Short task:
Repeat every record below exactly, but leave out any pictures.

Stored entries:
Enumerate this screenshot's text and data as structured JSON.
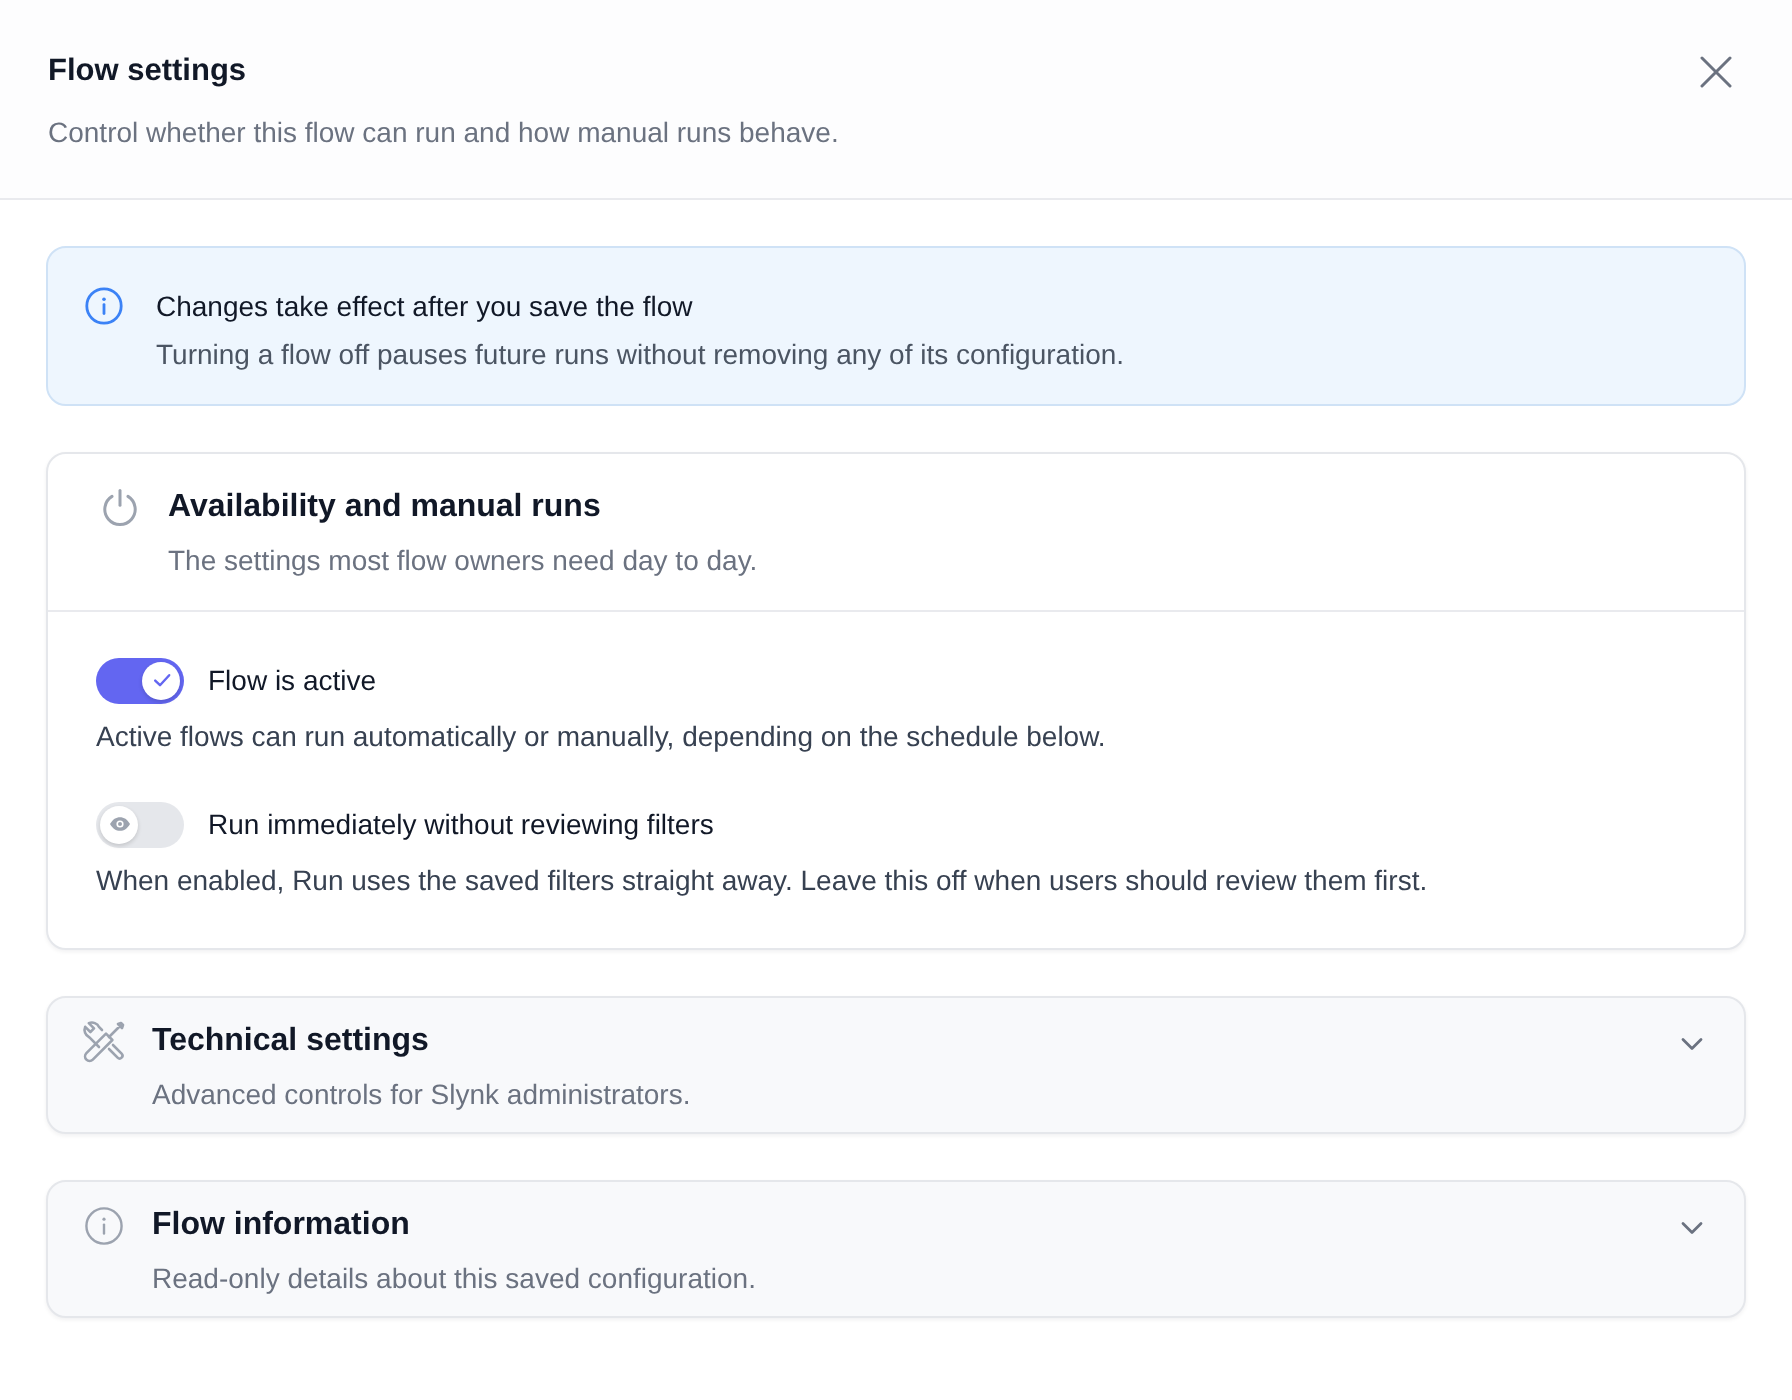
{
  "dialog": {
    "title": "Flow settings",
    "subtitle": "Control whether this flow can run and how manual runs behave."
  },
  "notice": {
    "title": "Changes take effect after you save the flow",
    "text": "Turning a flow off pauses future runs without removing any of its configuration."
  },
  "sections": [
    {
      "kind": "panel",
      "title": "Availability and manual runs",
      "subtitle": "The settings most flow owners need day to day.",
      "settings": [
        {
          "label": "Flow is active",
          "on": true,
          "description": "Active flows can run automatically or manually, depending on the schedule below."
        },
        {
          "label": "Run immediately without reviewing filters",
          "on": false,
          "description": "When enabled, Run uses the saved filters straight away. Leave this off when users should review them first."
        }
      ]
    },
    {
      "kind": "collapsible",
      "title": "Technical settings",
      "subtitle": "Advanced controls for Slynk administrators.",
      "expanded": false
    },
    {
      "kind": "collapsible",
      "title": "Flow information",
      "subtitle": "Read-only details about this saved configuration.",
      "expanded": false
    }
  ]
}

Expected answer:
Enumerate this screenshot's text and data as structured JSON.
{
  "dialog": {
    "title": "Flow settings",
    "subtitle": "Control whether this flow can run and how manual runs behave."
  },
  "notice": {
    "title": "Changes take effect after you save the flow",
    "text": "Turning a flow off pauses future runs without removing any of its configuration."
  },
  "sections": [
    {
      "kind": "panel",
      "title": "Availability and manual runs",
      "subtitle": "The settings most flow owners need day to day.",
      "settings": [
        {
          "label": "Flow is active",
          "on": true,
          "description": "Active flows can run automatically or manually, depending on the schedule below."
        },
        {
          "label": "Run immediately without reviewing filters",
          "on": false,
          "description": "When enabled, Run uses the saved filters straight away. Leave this off when users should review them first."
        }
      ]
    },
    {
      "kind": "collapsible",
      "title": "Technical settings",
      "subtitle": "Advanced controls for Slynk administrators.",
      "expanded": false
    },
    {
      "kind": "collapsible",
      "title": "Flow information",
      "subtitle": "Read-only details about this saved configuration.",
      "expanded": false
    }
  ]
}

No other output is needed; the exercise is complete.